§ **ABOUT THIS TASK**
Pick up the passage below on expert systems and human decision-making, which comes before the records, and continue it from its last sentence.

§ **QUOTED PASSAGE**

The first-generation expert systems failed for many reasons, but the most important one was that they did not take into account the way humans actually make complex decisions.

When the human brain makes decisions, it first gathers evidence—facts, similar experiences, recommendations, reviews. Then it processes the evidence by categorizing it, weighing it for strength of evidence and examining each possibility for its advantages and disadvantages. But the straightforward logic we believe we rely on only gets us so far. If there are too many choices, too many parameters or the decision must be made instantaneously, we default to an entirely different decision-making pathway. We call it relying on our “gut feelings.”

Snap decisions or occasional flashes of brilliance may actually dredge up connections that we didn’t know we’d made, triggered by a need to make sense of something new. The need to decide complex issues quickly causes us to round up ideas and sort them anew. It bypasses the slower pathway of logical weighing of pros and cons. Jonah Lehrer wrote about it in his book, How We Decide.

The successful system for enhancing human expertise has to take both kinds of decision pathways into account—lock in the highly structured approaches, but enable the unexpected, the intuitive, the creative, the thinking “outside the box.”

Here’s an example of why finding the unexpected, although unsettling, is far more valuable than sticking to the highly structured. A straight-A college student’s grades began to plummet. The counseling team recommended tutoring, and a visit to a therapist to evaluate her for depression. But one of her counselors was skeptical. He knew her well, and he also had a background in biology. His gut feeling was that it didn’t feel like depression. He felt that this abrupt change in her behavior might have a medical cause. He sent her for a physical. She had cancer. They caught it in time. Her grades went back up, and today she is a doctor. That counselor happened to have the right facts and could combine them with what he knew about that student to come up with an alternative hypothesis. His intuition saved her life, but it was a happy accident.

§ **RECORDED INFORMATION**

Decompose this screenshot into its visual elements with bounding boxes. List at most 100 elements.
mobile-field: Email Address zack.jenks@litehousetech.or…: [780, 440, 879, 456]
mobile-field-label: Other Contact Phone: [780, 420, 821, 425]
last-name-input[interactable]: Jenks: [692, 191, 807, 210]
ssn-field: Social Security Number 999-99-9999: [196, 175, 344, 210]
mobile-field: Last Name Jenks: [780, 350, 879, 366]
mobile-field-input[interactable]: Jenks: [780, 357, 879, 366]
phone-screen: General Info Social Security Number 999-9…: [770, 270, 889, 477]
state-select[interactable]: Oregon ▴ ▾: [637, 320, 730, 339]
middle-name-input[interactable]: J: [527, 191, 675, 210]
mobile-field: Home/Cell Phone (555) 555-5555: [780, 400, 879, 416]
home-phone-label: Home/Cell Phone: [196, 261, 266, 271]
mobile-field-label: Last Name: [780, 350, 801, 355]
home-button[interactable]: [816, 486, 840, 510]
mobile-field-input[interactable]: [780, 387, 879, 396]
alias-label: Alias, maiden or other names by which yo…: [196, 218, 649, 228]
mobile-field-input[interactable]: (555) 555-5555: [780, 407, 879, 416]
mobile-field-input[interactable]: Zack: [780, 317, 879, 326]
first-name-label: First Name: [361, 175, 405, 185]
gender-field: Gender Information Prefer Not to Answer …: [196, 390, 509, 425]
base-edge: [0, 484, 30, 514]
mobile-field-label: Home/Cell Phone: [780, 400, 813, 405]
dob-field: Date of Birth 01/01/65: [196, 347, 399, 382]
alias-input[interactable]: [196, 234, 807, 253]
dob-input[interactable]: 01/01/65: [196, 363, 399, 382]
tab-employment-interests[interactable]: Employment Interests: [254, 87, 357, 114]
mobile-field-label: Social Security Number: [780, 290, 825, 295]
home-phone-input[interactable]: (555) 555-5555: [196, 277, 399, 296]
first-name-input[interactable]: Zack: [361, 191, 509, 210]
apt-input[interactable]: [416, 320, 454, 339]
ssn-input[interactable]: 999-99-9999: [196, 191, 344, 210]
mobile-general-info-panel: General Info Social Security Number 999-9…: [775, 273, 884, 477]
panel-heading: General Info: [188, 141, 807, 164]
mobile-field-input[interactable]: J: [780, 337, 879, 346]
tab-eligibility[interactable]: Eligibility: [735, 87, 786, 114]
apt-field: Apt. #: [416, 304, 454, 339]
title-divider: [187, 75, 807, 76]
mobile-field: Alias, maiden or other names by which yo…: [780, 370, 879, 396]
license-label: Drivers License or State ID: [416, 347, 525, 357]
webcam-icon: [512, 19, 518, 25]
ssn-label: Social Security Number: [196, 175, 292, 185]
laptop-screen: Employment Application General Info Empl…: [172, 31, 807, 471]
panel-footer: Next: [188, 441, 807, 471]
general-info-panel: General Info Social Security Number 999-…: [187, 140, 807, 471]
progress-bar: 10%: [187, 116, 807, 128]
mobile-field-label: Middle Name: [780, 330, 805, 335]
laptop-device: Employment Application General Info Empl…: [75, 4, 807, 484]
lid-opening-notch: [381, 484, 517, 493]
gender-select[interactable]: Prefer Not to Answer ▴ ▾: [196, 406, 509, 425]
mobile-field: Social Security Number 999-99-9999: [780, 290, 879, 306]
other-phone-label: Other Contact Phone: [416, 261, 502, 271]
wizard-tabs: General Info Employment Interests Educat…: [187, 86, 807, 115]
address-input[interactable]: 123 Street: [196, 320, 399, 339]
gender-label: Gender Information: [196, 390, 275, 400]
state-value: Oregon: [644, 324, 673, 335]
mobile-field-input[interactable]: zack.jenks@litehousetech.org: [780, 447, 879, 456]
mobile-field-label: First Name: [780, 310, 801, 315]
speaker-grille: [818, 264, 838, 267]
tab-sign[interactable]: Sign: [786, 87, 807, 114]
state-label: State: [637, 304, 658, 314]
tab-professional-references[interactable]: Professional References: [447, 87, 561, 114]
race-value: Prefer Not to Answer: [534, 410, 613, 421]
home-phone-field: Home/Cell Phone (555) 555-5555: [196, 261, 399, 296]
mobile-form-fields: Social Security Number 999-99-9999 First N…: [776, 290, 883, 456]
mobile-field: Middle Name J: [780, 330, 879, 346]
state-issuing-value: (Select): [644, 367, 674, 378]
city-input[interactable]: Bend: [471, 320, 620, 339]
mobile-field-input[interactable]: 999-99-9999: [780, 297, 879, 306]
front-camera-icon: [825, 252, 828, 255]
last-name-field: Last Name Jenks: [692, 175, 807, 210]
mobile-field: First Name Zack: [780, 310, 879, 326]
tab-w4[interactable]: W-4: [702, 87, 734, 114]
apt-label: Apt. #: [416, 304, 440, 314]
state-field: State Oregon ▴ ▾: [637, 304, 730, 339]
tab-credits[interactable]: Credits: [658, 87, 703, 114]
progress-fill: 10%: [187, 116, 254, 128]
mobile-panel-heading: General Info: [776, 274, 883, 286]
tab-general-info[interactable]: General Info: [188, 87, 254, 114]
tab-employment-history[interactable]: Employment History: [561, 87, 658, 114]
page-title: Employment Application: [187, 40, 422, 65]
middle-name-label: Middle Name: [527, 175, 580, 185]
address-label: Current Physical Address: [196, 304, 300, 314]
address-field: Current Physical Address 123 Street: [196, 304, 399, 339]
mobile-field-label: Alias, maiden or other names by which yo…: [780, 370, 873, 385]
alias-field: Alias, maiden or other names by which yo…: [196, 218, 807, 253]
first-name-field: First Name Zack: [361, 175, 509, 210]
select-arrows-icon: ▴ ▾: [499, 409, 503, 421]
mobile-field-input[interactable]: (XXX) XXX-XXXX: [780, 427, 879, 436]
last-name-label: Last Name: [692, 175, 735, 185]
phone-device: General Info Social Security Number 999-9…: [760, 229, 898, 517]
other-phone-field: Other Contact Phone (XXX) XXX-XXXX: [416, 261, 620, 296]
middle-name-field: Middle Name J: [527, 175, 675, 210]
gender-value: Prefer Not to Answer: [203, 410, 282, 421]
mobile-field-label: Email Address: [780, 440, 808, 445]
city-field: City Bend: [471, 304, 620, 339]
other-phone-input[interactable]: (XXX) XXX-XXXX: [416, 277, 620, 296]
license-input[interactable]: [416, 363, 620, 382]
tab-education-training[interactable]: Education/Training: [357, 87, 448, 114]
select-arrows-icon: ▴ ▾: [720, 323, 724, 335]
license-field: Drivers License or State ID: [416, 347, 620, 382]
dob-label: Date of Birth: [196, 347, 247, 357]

§ **ANSWER SECTION**
How can we make sure that happy accidents happen more frequently, even if a practitioner doesn’t have the requisite facts at his or her fingertips? We need help amassing information so that we can tap into it, sort it, re-sort it and examine multiple hypotheses to see what makes the best sense within the context of what is happening right now to that person or organization. Because we can’t anticipate every situation, we need to create a kind of information soup with facts, causes, effects and relationships, all waiting to be assembled when needed.

This is where cognitive software applications can shine. By amassing more information than any of us can individually, and then presenting it in an analytic environment with our problem as the lens, a cognitive app can encourage the intuition and creative imagination of the human expert. Cognitive computing augments the human capacity for taking in random information and combining it in novel ways within the context of a current problem.

That’s the promise of the new cognitive digital assistant applications. From planning a vacation to detecting epidemics or healing children and pets, this new generation of digital assistants is primed to answer complex questions as they arise, by selecting the appropriate elements in the information soup and combining them to detect powerful and unexpected patterns.

We’re no longer building machines to replace the experts. It’s more accurate to say that experts are now demanding machines that can help them navigate and organize the raw materials for their complex work environments—so that they can find those accidental insights.